Problem A: Quote the passage on cooking with Feuilles de Brick word for word, from "Don’t worry if" up to and including "prunes or dates.".
Problem B: Continue the passage on cooking with Feuilles de Brick, starting right after its last sentence.

Supplied passage:
=-=-=-=-=
You’ll find it paired with meats such as lamb, and with beans, vegetables or cheeses, particularly in Morrocan-style pastillas. It can also be used as an alternative ingredient in samosas and spring rolls. One of the more traditional ways it’s served is known as the ‘Brick à l’oeuf’. This is a simple, rustic dish – an egg is placed inside a sheet of Brick, before frying it. Take care to use a high heat, and fry for a short amount of time so that the egg retains some gooeyness – perfect to bite into, but beware of it dribbling down your chin!  


Most other fillings will require some pre-cooking, which allows the Middle Eastern flavours to be absorbed. When it comes to flavours, the world is your oyster – and yes, seafood can work, too! Of course, to remain faithful to its North African heritage, you might want to consider using spicy harissa, but really, one of the joys of cooking with Feuilles de Brick is the flexibility and creativity it allows. Choose and experiment with your favourite herbs and spices, and allow your tastebuds to guide you.  

Don’t worry if you’re not in a savoury mood, either. Feuilles de Brick can also be used to create delectable desserts. Fruit works well, especially combinations such as pear and chocolate. Consider that all-time classic, apple and cinnamon, or even apple and praline or caramel, to bring some echoes of a tarte Tatin. Nuts and seeds can be added too, yielding an interesting extra textural element. Across the Middle East, pistachios and walnuts are popular additions, and work well alongside sweet fruits such as prunes or dates.
=-=-=-=-=
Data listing
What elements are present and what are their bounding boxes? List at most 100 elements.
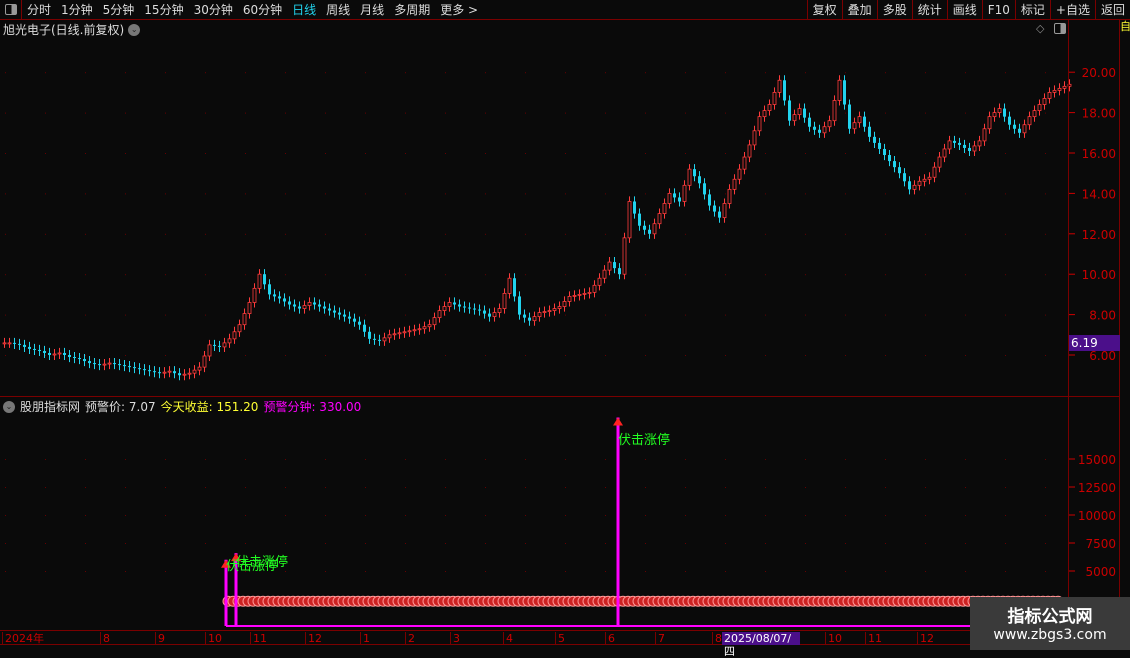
grid-dot <box>765 193 766 195</box>
grid-dot <box>885 314 886 316</box>
candle <box>1022 124 1027 134</box>
candle <box>488 313 491 317</box>
grid-dot <box>325 112 326 114</box>
grid-dot <box>1005 355 1006 356</box>
grid-dot <box>965 487 966 488</box>
grid-dot <box>485 233 486 235</box>
grid-dot <box>285 274 286 276</box>
grid-dot <box>245 515 246 516</box>
grid-dot <box>605 515 606 516</box>
grid-dot <box>165 543 166 544</box>
grid-dot <box>565 72 566 74</box>
chevron-down-icon[interactable]: ⌄ <box>3 400 15 413</box>
candle <box>742 156 747 170</box>
candle <box>922 178 927 182</box>
grid-dot <box>85 193 86 195</box>
grid-dot <box>205 487 206 488</box>
grid-dot <box>205 153 206 154</box>
candle <box>963 144 966 148</box>
grid-dot <box>885 487 886 488</box>
grid-dot <box>845 72 846 74</box>
grid-dot <box>1005 193 1006 195</box>
grid-dot <box>1005 487 1006 488</box>
grid-dot <box>685 314 686 316</box>
grid-dot <box>245 72 246 74</box>
grid-dot <box>885 233 886 235</box>
grid-dot <box>525 543 526 544</box>
grid-dot <box>165 233 166 235</box>
grid-dot <box>205 112 206 114</box>
grid-dot <box>285 515 286 516</box>
grid-dot <box>125 112 126 114</box>
grid-dot <box>365 274 366 276</box>
grid-dot <box>725 314 726 316</box>
grid-dot <box>685 153 686 154</box>
candle <box>657 213 662 225</box>
candle <box>788 100 791 121</box>
candle <box>678 197 681 202</box>
candle <box>427 324 432 328</box>
grid-dot <box>565 487 566 488</box>
grid-dot <box>1005 274 1006 276</box>
candle <box>927 176 932 180</box>
grid-dot <box>1045 72 1046 74</box>
candle <box>638 213 641 226</box>
candle <box>283 298 286 302</box>
time-tick-label: 5 <box>555 632 565 645</box>
grid-dot <box>725 543 726 544</box>
grid-dot <box>405 515 406 516</box>
candle <box>602 269 607 279</box>
grid-dot <box>725 355 726 356</box>
candle <box>378 339 381 341</box>
kline-chart[interactable]: 6.008.0010.0012.0014.0016.0018.0020.0050… <box>0 0 1130 650</box>
grid-dot <box>605 543 606 544</box>
candle <box>133 367 136 369</box>
candle <box>363 324 366 332</box>
candle <box>942 148 947 158</box>
grid-dot <box>685 355 686 356</box>
candle <box>33 348 36 350</box>
candle <box>507 277 512 294</box>
candle <box>478 309 481 311</box>
candle <box>852 122 857 130</box>
grid-dot <box>645 571 646 572</box>
grid-dot <box>845 487 846 488</box>
candle <box>953 140 956 143</box>
candle <box>633 201 636 214</box>
grid-dot <box>1045 459 1046 460</box>
candle <box>242 313 247 326</box>
grid-dot <box>45 487 46 488</box>
grid-dot <box>805 459 806 460</box>
candle <box>713 205 716 212</box>
candle <box>992 112 997 118</box>
grid-dot <box>325 515 326 516</box>
side-panel[interactable]: 自 <box>1120 20 1130 650</box>
candle <box>1032 110 1037 118</box>
candle <box>412 329 417 332</box>
warn-price: 预警价: 7.07 <box>85 400 156 414</box>
candle <box>577 293 582 296</box>
grid-dot <box>85 274 86 276</box>
grid-dot <box>925 487 926 488</box>
candle <box>863 116 866 127</box>
grid-dot <box>205 459 206 460</box>
candle <box>23 344 26 347</box>
candle <box>197 366 202 371</box>
grid-dot <box>925 112 926 114</box>
grid-dot <box>285 459 286 460</box>
grid-dot <box>45 314 46 316</box>
grid-dot <box>925 571 926 572</box>
grid-dot <box>565 355 566 356</box>
candle <box>38 349 41 351</box>
current-price-tag: 6.19 <box>1069 335 1120 351</box>
grid-dot <box>965 355 966 356</box>
grid-dot <box>125 515 126 516</box>
candle <box>333 310 336 313</box>
candle <box>417 328 422 331</box>
grid-dot <box>445 355 446 356</box>
grid-dot <box>285 153 286 154</box>
candle <box>783 80 786 101</box>
grid-dot <box>125 193 126 195</box>
grid-dot <box>485 112 486 114</box>
side-top: 自 <box>1120 20 1130 33</box>
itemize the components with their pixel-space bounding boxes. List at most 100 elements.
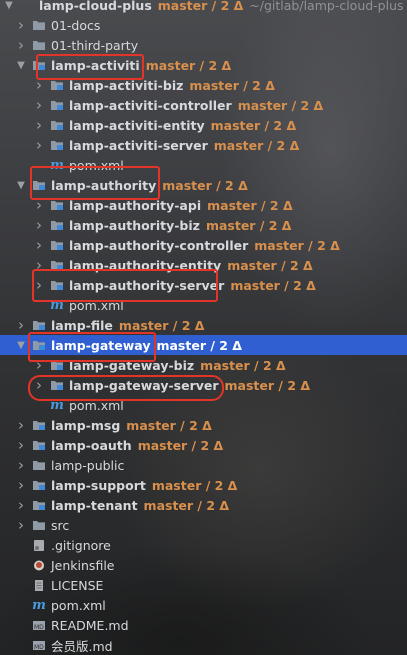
=-=-=-=-=
Task output A:
Don’t worry if you’re not in a savoury mood, either. Feuilles de Brick can also be used to create delectable desserts. Fruit works well, especially combinations such as pear and chocolate. Consider that all-time classic, apple and cinnamon, or even apple and praline or caramel, to bring some echoes of a tarte Tatin. Nuts and seeds can be added too, yielding an interesting extra textural element. Across the Middle East, pistachios and walnuts are popular additions, and work well alongside sweet fruits such as prunes or dates.

Task output B:
Create a parcel for your tastebuds 


Once you’ve chosen what flavours to combine, it’s time to release the Feuilles de Brick! Find them at BonneBouffe in flat, round sheets or alternatively, buy them in a roll. Make your selection, and then simply use the Feuilles de Brick like a delicious wrapping paper. Spoon the filling inside to create a pocket, a parcel or even a cigar-shaped roll – perfect to serve as an appetizer. Then, bake or shallow-fry, to seal in the flavours for a delectable, charming snack or quick, tasty meal. Baking creates a firmer, dry finish, while shallow-frying will result in a crispier texture that has a little more ‘bite’.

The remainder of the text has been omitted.